SHORT TASK:
Your task is to retype each line of the data below exactly.

___ INFORMATION PROVIDED

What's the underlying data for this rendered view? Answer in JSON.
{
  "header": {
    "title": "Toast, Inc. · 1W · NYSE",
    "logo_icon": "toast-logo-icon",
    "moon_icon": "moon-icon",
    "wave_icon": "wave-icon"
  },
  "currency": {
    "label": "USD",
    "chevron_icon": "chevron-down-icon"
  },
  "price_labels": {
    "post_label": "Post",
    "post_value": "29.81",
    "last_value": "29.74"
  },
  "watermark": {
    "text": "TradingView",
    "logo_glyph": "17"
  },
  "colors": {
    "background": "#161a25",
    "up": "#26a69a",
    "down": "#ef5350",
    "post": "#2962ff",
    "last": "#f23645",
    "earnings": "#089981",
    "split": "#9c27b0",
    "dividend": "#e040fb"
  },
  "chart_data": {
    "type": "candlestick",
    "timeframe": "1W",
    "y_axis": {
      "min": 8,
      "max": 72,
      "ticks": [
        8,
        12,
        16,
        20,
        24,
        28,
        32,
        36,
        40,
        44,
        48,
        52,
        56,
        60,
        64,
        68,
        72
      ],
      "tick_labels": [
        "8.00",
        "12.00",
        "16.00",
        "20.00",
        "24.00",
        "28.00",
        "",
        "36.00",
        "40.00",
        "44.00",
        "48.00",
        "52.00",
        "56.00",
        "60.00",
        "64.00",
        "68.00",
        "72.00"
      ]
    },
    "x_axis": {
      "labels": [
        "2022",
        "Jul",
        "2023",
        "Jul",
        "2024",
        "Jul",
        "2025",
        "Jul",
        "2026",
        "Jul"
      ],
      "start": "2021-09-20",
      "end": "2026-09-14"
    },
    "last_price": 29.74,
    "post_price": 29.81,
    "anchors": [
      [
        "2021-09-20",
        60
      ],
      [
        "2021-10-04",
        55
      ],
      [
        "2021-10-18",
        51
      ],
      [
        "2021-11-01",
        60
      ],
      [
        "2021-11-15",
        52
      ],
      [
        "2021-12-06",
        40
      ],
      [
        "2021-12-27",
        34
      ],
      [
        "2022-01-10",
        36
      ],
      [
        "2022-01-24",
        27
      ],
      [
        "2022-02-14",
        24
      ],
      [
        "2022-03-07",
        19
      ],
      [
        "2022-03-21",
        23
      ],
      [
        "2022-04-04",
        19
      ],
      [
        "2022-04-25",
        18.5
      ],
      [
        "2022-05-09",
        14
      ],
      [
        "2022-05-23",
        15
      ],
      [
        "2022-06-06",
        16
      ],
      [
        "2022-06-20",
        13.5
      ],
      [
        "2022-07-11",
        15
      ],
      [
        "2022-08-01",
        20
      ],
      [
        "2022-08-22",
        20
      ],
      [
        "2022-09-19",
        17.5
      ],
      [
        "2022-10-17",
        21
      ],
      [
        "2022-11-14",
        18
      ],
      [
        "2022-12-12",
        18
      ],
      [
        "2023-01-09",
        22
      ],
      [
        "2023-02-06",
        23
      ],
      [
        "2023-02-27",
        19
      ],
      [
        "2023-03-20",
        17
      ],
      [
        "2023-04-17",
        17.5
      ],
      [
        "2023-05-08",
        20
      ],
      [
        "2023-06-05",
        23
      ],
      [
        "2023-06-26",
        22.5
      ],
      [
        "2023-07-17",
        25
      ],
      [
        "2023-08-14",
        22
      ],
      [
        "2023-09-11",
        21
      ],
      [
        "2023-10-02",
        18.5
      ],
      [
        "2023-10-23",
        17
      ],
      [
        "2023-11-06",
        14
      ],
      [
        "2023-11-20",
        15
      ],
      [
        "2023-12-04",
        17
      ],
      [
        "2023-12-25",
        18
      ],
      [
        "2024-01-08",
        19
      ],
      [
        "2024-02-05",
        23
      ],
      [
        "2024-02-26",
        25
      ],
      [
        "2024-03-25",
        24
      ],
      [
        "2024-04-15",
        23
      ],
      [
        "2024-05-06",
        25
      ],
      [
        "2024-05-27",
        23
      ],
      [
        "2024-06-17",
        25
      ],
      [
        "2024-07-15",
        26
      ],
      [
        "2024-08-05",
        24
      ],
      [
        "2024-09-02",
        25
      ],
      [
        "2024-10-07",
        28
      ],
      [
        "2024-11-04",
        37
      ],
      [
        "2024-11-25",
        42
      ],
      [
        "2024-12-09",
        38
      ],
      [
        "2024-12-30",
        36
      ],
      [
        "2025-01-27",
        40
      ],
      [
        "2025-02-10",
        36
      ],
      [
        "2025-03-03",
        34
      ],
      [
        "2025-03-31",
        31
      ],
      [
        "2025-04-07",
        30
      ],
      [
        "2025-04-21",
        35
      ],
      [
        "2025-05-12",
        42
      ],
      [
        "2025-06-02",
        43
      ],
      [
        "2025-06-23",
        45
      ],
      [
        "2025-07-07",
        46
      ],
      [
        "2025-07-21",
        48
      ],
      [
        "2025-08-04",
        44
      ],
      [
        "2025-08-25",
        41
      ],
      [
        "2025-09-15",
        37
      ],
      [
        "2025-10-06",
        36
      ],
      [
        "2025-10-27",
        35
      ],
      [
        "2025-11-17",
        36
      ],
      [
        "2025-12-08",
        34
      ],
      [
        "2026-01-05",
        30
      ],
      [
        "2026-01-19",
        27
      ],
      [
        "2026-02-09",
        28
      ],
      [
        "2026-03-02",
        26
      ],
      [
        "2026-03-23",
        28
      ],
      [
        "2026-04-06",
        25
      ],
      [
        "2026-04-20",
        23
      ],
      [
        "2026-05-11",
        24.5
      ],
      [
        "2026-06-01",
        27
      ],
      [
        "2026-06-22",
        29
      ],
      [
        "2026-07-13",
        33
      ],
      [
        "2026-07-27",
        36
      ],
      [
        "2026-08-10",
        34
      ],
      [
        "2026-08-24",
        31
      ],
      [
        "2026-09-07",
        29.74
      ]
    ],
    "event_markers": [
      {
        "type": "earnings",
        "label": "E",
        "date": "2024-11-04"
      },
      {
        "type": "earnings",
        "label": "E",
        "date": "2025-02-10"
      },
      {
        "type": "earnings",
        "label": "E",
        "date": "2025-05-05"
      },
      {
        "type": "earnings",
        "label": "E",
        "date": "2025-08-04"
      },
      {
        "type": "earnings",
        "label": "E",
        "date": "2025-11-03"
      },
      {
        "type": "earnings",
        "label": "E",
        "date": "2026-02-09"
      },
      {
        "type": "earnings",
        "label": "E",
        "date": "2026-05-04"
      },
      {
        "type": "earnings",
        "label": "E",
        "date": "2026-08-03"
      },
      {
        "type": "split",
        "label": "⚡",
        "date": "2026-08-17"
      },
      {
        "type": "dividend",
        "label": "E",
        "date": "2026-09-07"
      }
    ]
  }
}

______

REPLY:
What's the underlying data for this rendered view? Answer in JSON.
{
  "header": {
    "title": "Toast, Inc. · 1W · NYSE",
    "logo_icon": "toast-logo-icon",
    "moon_icon": "moon-icon",
    "wave_icon": "wave-icon"
  },
  "currency": {
    "label": "USD",
    "chevron_icon": "chevron-down-icon"
  },
  "price_labels": {
    "post_label": "Post",
    "post_value": "29.81",
    "last_value": "29.74"
  },
  "watermark": {
    "text": "TradingView",
    "logo_glyph": "17"
  },
  "colors": {
    "background": "#161a25",
    "up": "#26a69a",
    "down": "#ef5350",
    "post": "#2962ff",
    "last": "#f23645",
    "earnings": "#089981",
    "split": "#9c27b0",
    "dividend": "#e040fb"
  },
  "chart_data": {
    "type": "candlestick",
    "timeframe": "1W",
    "y_axis": {
      "min": 8,
      "max": 72,
      "ticks": [
        8,
        12,
        16,
        20,
        24,
        28,
        32,
        36,
        40,
        44,
        48,
        52,
        56,
        60,
        64,
        68,
        72
      ],
      "tick_labels": [
        "8.00",
        "12.00",
        "16.00",
        "20.00",
        "24.00",
        "28.00",
        "",
        "36.00",
        "40.00",
        "44.00",
        "48.00",
        "52.00",
        "56.00",
        "60.00",
        "64.00",
        "68.00",
        "72.00"
      ]
    },
    "x_axis": {
      "labels": [
        "2022",
        "Jul",
        "2023",
        "Jul",
        "2024",
        "Jul",
        "2025",
        "Jul",
        "2026",
        "Jul"
      ],
      "start": "2021-09-20",
      "end": "2026-09-14"
    },
    "last_price": 29.74,
    "post_price": 29.81,
    "anchors": [
      [
        "2021-09-20",
        60
      ],
      [
        "2021-10-04",
        55
      ],
      [
        "2021-10-18",
        51
      ],
      [
        "2021-11-01",
        60
      ],
      [
        "2021-11-15",
        52
      ],
      [
        "2021-12-06",
        40
      ],
      [
        "2021-12-27",
        34
      ],
      [
        "2022-01-10",
        36
      ],
      [
        "2022-01-24",
        27
      ],
      [
        "2022-02-14",
        24
      ],
      [
        "2022-03-07",
        19
      ],
      [
        "2022-03-21",
        23
      ],
      [
        "2022-04-04",
        19
      ],
      [
        "2022-04-25",
        18.5
      ],
      [
        "2022-05-09",
        14
      ],
      [
        "2022-05-23",
        15
      ],
      [
        "2022-06-06",
        16
      ],
      [
        "2022-06-20",
        13.5
      ],
      [
        "2022-07-11",
        15
      ],
      [
        "2022-08-01",
        20
      ],
      [
        "2022-08-22",
        20
      ],
      [
        "2022-09-19",
        17.5
      ],
      [
        "2022-10-17",
        21
      ],
      [
        "2022-11-14",
        18
      ],
      [
        "2022-12-12",
        18
      ],
      [
        "2023-01-09",
        22
      ],
      [
        "2023-02-06",
        23
      ],
      [
        "2023-02-27",
        19
      ],
      [
        "2023-03-20",
        17
      ],
      [
        "2023-04-17",
        17.5
      ],
      [
        "2023-05-08",
        20
      ],
      [
        "2023-06-05",
        23
      ],
      [
        "2023-06-26",
        22.5
      ],
      [
        "2023-07-17",
        25
      ],
      [
        "2023-08-14",
        22
      ],
      [
        "2023-09-11",
        21
      ],
      [
        "2023-10-02",
        18.5
      ],
      [
        "2023-10-23",
        17
      ],
      [
        "2023-11-06",
        14
      ],
      [
        "2023-11-20",
        15
      ],
      [
        "2023-12-04",
        17
      ],
      [
        "2023-12-25",
        18
      ],
      [
        "2024-01-08",
        19
      ],
      [
        "2024-02-05",
        23
      ],
      [
        "2024-02-26",
        25
      ],
      [
        "2024-03-25",
        24
      ],
      [
        "2024-04-15",
        23
      ],
      [
        "2024-05-06",
        25
      ],
      [
        "2024-05-27",
        23
      ],
      [
        "2024-06-17",
        25
      ],
      [
        "2024-07-15",
        26
      ],
      [
        "2024-08-05",
        24
      ],
      [
        "2024-09-02",
        25
      ],
      [
        "2024-10-07",
        28
      ],
      [
        "2024-11-04",
        37
      ],
      [
        "2024-11-25",
        42
      ],
      [
        "2024-12-09",
        38
      ],
      [
        "2024-12-30",
        36
      ],
      [
        "2025-01-27",
        40
      ],
      [
        "2025-02-10",
        36
      ],
      [
        "2025-03-03",
        34
      ],
      [
        "2025-03-31",
        31
      ],
      [
        "2025-04-07",
        30
      ],
      [
        "2025-04-21",
        35
      ],
      [
        "2025-05-12",
        42
      ],
      [
        "2025-06-02",
        43
      ],
      [
        "2025-06-23",
        45
      ],
      [
        "2025-07-07",
        46
      ],
      [
        "2025-07-21",
        48
      ],
      [
        "2025-08-04",
        44
      ],
      [
        "2025-08-25",
        41
      ],
      [
        "2025-09-15",
        37
      ],
      [
        "2025-10-06",
        36
      ],
      [
        "2025-10-27",
        35
      ],
      [
        "2025-11-17",
        36
      ],
      [
        "2025-12-08",
        34
      ],
      [
        "2026-01-05",
        30
      ],
      [
        "2026-01-19",
        27
      ],
      [
        "2026-02-09",
        28
      ],
      [
        "2026-03-02",
        26
      ],
      [
        "2026-03-23",
        28
      ],
      [
        "2026-04-06",
        25
      ],
      [
        "2026-04-20",
        23
      ],
      [
        "2026-05-11",
        24.5
      ],
      [
        "2026-06-01",
        27
      ],
      [
        "2026-06-22",
        29
      ],
      [
        "2026-07-13",
        33
      ],
      [
        "2026-07-27",
        36
      ],
      [
        "2026-08-10",
        34
      ],
      [
        "2026-08-24",
        31
      ],
      [
        "2026-09-07",
        29.74
      ]
    ],
    "event_markers": [
      {
        "type": "earnings",
        "label": "E",
        "date": "2024-11-04"
      },
      {
        "type": "earnings",
        "label": "E",
        "date": "2025-02-10"
      },
      {
        "type": "earnings",
        "label": "E",
        "date": "2025-05-05"
      },
      {
        "type": "earnings",
        "label": "E",
        "date": "2025-08-04"
      },
      {
        "type": "earnings",
        "label": "E",
        "date": "2025-11-03"
      },
      {
        "type": "earnings",
        "label": "E",
        "date": "2026-02-09"
      },
      {
        "type": "earnings",
        "label": "E",
        "date": "2026-05-04"
      },
      {
        "type": "earnings",
        "label": "E",
        "date": "2026-08-03"
      },
      {
        "type": "split",
        "label": "⚡",
        "date": "2026-08-17"
      },
      {
        "type": "dividend",
        "label": "E",
        "date": "2026-09-07"
      }
    ]
  }
}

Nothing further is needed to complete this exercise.